• **Task requirements**:
Return a copy of every line in the records that includes the word "have".

[start]

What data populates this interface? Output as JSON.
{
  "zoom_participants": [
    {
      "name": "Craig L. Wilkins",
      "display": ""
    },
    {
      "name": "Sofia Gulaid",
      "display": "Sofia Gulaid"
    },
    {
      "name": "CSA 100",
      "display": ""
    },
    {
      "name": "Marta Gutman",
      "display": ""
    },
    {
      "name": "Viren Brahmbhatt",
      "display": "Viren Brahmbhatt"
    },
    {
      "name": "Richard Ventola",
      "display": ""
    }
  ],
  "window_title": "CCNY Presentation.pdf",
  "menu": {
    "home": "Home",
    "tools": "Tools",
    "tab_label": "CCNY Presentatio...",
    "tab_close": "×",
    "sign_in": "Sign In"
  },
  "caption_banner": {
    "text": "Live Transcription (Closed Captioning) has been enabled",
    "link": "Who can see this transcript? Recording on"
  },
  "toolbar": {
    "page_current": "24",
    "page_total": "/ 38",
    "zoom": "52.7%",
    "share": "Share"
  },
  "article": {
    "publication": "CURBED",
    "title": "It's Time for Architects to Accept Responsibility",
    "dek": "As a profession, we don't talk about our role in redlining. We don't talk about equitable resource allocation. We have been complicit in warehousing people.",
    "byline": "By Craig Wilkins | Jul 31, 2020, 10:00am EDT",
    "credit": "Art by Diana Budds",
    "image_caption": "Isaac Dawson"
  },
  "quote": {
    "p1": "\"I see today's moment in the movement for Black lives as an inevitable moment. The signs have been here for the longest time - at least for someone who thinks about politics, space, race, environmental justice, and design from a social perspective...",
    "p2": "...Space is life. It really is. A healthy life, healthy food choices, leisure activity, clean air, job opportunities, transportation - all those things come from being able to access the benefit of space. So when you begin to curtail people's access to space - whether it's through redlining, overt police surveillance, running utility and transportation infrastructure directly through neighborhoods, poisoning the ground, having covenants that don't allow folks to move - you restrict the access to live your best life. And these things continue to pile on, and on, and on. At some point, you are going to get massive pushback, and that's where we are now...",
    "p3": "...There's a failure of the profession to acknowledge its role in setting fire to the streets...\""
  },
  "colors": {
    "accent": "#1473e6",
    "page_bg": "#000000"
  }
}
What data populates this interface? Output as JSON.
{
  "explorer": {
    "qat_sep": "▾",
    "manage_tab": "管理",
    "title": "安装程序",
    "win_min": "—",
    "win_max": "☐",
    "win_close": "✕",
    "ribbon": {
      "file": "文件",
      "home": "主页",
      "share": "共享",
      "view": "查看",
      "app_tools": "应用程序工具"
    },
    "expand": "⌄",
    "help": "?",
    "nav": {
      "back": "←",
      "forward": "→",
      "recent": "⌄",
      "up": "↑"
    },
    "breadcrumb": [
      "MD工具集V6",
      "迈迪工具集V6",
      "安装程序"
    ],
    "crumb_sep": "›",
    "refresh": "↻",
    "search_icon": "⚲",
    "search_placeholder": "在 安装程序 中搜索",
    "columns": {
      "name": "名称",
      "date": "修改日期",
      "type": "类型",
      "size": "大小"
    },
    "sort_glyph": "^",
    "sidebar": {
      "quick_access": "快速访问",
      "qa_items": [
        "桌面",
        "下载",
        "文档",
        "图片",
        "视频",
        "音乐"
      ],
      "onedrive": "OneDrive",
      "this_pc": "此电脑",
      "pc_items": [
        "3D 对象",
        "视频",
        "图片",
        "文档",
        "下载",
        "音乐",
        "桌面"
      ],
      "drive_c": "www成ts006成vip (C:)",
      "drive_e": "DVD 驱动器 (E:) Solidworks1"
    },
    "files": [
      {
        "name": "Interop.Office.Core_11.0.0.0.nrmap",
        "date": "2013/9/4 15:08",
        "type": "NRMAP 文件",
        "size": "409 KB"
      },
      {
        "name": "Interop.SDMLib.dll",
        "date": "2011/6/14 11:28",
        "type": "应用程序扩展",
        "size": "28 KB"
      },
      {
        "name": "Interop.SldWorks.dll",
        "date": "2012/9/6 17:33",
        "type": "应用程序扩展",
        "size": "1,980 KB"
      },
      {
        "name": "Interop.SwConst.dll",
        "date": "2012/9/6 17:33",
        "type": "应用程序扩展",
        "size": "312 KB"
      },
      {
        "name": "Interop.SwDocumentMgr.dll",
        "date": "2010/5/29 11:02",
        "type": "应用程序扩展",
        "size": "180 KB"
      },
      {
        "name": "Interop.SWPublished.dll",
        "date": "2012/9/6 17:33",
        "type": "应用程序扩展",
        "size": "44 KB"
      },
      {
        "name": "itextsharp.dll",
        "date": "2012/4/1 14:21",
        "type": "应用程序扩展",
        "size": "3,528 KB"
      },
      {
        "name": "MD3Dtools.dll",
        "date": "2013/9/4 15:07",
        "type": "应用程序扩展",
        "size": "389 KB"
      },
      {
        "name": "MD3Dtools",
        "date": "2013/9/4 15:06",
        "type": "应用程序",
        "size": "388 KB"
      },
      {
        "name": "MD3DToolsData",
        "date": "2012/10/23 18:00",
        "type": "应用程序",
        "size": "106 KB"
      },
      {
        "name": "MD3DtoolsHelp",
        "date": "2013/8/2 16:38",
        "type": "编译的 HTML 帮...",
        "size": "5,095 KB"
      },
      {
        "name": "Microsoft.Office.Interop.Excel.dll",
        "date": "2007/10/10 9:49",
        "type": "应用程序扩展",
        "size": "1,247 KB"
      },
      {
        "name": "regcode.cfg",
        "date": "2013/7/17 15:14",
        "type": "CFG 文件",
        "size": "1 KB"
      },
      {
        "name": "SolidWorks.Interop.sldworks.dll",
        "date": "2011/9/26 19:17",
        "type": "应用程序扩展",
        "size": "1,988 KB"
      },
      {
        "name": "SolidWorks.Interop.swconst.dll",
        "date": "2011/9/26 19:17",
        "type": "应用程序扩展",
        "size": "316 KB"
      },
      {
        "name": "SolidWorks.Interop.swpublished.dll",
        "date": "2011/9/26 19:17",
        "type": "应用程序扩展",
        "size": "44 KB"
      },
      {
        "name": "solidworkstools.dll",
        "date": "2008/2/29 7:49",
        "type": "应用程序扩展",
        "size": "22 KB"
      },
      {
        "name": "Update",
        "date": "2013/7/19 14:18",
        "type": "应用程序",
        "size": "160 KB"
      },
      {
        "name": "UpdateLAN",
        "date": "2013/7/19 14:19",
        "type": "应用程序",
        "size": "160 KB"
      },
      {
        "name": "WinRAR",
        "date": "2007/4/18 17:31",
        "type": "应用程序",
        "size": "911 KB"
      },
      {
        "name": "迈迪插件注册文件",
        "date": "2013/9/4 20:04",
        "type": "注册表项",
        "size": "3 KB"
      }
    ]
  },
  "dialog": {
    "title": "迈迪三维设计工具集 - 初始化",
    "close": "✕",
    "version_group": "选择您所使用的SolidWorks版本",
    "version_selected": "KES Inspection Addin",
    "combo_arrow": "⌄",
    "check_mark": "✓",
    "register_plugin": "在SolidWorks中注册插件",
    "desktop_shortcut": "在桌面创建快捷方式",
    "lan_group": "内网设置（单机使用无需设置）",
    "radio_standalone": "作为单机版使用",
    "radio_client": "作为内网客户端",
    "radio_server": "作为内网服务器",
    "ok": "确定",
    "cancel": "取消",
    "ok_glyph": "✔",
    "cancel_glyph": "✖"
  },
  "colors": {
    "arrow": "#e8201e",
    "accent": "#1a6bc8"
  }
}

[end]

• **Problem solution**:
    "dek": "As a profession, we don't talk about our role in redlining. We don't talk about equitable resource allocation. We have been complicit in warehousing people.",
    "p1": "\"I see today's moment in the movement for Black lives as an inevitable moment. The signs have been here for the longest time - at least for someone who thinks about politics, space, race, environmental justice, and design from a social perspective...",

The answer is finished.